Stored records »
·····
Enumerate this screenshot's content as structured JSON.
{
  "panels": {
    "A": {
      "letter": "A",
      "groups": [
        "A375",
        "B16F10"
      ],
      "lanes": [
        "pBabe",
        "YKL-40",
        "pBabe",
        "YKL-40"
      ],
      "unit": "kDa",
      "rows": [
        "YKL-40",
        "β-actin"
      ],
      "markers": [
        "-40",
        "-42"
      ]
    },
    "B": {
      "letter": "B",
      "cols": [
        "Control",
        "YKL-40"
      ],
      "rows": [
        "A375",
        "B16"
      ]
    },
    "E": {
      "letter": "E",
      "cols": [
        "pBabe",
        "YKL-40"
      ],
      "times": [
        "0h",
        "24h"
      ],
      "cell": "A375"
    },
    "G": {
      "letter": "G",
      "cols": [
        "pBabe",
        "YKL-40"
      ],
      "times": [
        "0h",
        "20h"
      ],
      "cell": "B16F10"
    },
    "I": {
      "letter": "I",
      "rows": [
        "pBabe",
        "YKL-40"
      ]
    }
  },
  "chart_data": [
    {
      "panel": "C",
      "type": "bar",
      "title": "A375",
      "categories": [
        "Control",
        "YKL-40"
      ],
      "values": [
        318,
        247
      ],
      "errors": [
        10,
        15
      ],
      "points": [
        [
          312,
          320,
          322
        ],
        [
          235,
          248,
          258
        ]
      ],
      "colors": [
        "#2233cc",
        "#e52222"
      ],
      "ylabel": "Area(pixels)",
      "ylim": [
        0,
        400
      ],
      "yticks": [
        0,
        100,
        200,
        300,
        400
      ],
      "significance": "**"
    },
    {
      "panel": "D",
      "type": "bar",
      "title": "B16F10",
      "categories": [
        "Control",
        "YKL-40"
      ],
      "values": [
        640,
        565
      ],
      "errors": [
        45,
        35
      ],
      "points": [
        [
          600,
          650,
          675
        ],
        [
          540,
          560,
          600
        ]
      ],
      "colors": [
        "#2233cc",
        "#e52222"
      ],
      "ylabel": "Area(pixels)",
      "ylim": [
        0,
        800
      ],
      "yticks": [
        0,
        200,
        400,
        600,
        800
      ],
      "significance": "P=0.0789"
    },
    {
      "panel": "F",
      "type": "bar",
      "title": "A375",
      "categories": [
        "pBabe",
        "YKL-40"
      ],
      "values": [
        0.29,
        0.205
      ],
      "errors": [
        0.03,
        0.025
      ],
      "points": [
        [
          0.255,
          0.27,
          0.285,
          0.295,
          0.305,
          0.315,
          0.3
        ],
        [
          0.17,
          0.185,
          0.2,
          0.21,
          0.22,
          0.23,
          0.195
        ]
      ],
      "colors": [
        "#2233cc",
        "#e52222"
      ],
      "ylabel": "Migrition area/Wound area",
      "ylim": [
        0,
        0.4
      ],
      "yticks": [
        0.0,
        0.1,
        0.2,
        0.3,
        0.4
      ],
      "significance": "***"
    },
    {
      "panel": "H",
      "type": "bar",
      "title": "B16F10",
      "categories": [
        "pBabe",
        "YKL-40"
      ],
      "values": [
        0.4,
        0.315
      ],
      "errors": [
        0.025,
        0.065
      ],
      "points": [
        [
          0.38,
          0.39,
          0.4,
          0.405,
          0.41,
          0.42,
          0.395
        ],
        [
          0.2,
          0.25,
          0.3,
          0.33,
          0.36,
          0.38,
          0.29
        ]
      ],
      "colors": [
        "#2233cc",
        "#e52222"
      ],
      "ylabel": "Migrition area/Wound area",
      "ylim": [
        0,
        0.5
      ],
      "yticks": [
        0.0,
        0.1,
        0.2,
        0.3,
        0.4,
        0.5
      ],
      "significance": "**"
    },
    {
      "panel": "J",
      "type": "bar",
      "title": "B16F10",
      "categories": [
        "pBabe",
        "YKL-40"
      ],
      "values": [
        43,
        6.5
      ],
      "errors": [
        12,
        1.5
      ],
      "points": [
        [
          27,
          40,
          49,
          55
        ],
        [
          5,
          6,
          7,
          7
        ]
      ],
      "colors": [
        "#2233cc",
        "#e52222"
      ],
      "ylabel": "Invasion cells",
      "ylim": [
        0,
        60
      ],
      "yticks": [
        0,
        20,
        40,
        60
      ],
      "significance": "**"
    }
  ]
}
·····
Exercise objective » Could you print every record above exactly as it appears?

Task output »
Enumerate this screenshot's content as structured JSON.
{
  "panels": {
    "A": {
      "letter": "A",
      "groups": [
        "A375",
        "B16F10"
      ],
      "lanes": [
        "pBabe",
        "YKL-40",
        "pBabe",
        "YKL-40"
      ],
      "unit": "kDa",
      "rows": [
        "YKL-40",
        "β-actin"
      ],
      "markers": [
        "-40",
        "-42"
      ]
    },
    "B": {
      "letter": "B",
      "cols": [
        "Control",
        "YKL-40"
      ],
      "rows": [
        "A375",
        "B16"
      ]
    },
    "E": {
      "letter": "E",
      "cols": [
        "pBabe",
        "YKL-40"
      ],
      "times": [
        "0h",
        "24h"
      ],
      "cell": "A375"
    },
    "G": {
      "letter": "G",
      "cols": [
        "pBabe",
        "YKL-40"
      ],
      "times": [
        "0h",
        "20h"
      ],
      "cell": "B16F10"
    },
    "I": {
      "letter": "I",
      "rows": [
        "pBabe",
        "YKL-40"
      ]
    }
  },
  "chart_data": [
    {
      "panel": "C",
      "type": "bar",
      "title": "A375",
      "categories": [
        "Control",
        "YKL-40"
      ],
      "values": [
        318,
        247
      ],
      "errors": [
        10,
        15
      ],
      "points": [
        [
          312,
          320,
          322
        ],
        [
          235,
          248,
          258
        ]
      ],
      "colors": [
        "#2233cc",
        "#e52222"
      ],
      "ylabel": "Area(pixels)",
      "ylim": [
        0,
        400
      ],
      "yticks": [
        0,
        100,
        200,
        300,
        400
      ],
      "significance": "**"
    },
    {
      "panel": "D",
      "type": "bar",
      "title": "B16F10",
      "categories": [
        "Control",
        "YKL-40"
      ],
      "values": [
        640,
        565
      ],
      "errors": [
        45,
        35
      ],
      "points": [
        [
          600,
          650,
          675
        ],
        [
          540,
          560,
          600
        ]
      ],
      "colors": [
        "#2233cc",
        "#e52222"
      ],
      "ylabel": "Area(pixels)",
      "ylim": [
        0,
        800
      ],
      "yticks": [
        0,
        200,
        400,
        600,
        800
      ],
      "significance": "P=0.0789"
    },
    {
      "panel": "F",
      "type": "bar",
      "title": "A375",
      "categories": [
        "pBabe",
        "YKL-40"
      ],
      "values": [
        0.29,
        0.205
      ],
      "errors": [
        0.03,
        0.025
      ],
      "points": [
        [
          0.255,
          0.27,
          0.285,
          0.295,
          0.305,
          0.315,
          0.3
        ],
        [
          0.17,
          0.185,
          0.2,
          0.21,
          0.22,
          0.23,
          0.195
        ]
      ],
      "colors": [
        "#2233cc",
        "#e52222"
      ],
      "ylabel": "Migrition area/Wound area",
      "ylim": [
        0,
        0.4
      ],
      "yticks": [
        0.0,
        0.1,
        0.2,
        0.3,
        0.4
      ],
      "significance": "***"
    },
    {
      "panel": "H",
      "type": "bar",
      "title": "B16F10",
      "categories": [
        "pBabe",
        "YKL-40"
      ],
      "values": [
        0.4,
        0.315
      ],
      "errors": [
        0.025,
        0.065
      ],
      "points": [
        [
          0.38,
          0.39,
          0.4,
          0.405,
          0.41,
          0.42,
          0.395
        ],
        [
          0.2,
          0.25,
          0.3,
          0.33,
          0.36,
          0.38,
          0.29
        ]
      ],
      "colors": [
        "#2233cc",
        "#e52222"
      ],
      "ylabel": "Migrition area/Wound area",
      "ylim": [
        0,
        0.5
      ],
      "yticks": [
        0.0,
        0.1,
        0.2,
        0.3,
        0.4,
        0.5
      ],
      "significance": "**"
    },
    {
      "panel": "J",
      "type": "bar",
      "title": "B16F10",
      "categories": [
        "pBabe",
        "YKL-40"
      ],
      "values": [
        43,
        6.5
      ],
      "errors": [
        12,
        1.5
      ],
      "points": [
        [
          27,
          40,
          49,
          55
        ],
        [
          5,
          6,
          7,
          7
        ]
      ],
      "colors": [
        "#2233cc",
        "#e52222"
      ],
      "ylabel": "Invasion cells",
      "ylim": [
        0,
        60
      ],
      "yticks": [
        0,
        20,
        40,
        60
      ],
      "significance": "**"
    }
  ]
}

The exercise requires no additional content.